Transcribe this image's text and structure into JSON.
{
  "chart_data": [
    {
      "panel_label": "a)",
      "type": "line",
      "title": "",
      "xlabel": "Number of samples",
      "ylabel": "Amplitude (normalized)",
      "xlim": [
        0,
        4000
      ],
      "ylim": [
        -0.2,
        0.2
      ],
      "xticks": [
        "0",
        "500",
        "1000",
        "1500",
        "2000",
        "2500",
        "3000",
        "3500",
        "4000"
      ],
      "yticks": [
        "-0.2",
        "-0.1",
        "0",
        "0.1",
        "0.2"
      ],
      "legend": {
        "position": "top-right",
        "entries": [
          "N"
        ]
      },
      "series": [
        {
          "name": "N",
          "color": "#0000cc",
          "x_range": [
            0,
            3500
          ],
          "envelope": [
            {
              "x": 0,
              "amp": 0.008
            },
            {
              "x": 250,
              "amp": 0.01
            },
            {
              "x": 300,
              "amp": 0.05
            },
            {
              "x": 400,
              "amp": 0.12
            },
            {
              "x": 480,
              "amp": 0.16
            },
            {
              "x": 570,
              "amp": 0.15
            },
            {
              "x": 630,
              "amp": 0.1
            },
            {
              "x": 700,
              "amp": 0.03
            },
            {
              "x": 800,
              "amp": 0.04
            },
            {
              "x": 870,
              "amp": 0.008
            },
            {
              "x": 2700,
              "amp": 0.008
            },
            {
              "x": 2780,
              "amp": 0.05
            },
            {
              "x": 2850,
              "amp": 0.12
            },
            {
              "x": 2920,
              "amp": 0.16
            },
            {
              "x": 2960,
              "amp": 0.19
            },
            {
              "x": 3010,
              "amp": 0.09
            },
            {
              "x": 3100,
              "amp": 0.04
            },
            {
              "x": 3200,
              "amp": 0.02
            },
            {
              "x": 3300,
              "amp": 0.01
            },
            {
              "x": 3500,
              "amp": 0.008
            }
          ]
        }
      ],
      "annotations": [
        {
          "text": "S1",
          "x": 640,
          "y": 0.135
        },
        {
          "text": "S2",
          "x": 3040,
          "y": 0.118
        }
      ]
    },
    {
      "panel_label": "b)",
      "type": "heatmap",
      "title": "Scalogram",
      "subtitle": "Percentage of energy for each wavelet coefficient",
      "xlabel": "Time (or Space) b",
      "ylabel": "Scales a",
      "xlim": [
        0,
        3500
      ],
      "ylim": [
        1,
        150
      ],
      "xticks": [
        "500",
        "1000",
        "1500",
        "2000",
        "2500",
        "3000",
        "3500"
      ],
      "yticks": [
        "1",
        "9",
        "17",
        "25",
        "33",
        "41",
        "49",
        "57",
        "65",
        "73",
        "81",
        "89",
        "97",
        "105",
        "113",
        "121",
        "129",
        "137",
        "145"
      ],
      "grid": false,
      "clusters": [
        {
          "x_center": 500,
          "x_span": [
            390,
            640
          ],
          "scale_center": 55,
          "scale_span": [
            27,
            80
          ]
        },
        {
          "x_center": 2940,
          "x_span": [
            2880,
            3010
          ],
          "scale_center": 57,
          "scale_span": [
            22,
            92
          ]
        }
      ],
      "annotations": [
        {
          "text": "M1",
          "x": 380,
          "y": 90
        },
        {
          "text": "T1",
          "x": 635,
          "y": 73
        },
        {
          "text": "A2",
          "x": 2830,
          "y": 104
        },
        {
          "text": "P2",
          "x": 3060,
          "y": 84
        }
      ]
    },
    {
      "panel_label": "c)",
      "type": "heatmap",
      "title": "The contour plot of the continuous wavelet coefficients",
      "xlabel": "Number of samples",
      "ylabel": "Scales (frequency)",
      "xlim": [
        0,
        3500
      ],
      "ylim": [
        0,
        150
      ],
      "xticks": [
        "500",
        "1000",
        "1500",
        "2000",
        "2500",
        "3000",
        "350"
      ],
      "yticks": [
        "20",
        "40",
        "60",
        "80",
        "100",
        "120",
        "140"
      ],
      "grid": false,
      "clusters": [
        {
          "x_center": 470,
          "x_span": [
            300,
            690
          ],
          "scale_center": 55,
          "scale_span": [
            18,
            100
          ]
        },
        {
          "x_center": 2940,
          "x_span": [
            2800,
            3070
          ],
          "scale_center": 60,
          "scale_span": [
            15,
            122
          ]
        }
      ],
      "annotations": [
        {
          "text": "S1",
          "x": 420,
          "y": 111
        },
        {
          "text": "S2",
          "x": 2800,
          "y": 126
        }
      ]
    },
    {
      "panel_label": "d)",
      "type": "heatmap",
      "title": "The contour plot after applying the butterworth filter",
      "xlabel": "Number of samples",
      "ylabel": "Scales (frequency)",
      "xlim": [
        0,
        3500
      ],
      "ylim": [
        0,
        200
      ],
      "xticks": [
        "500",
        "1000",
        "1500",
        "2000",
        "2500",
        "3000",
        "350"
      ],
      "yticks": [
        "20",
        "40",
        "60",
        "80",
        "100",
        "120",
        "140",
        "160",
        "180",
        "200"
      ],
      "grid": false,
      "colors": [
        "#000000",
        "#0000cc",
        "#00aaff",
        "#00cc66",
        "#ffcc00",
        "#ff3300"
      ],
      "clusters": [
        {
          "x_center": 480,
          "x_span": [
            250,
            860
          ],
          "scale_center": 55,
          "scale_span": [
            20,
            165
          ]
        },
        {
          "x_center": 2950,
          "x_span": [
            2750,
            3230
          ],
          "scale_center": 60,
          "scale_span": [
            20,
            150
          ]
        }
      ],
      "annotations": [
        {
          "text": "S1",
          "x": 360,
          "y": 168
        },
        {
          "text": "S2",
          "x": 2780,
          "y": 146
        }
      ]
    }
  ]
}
= = = = =
*Written exercise*. In how many lines does the word "ylabel" appear? Respond with the number alone.

*Finished task*. 4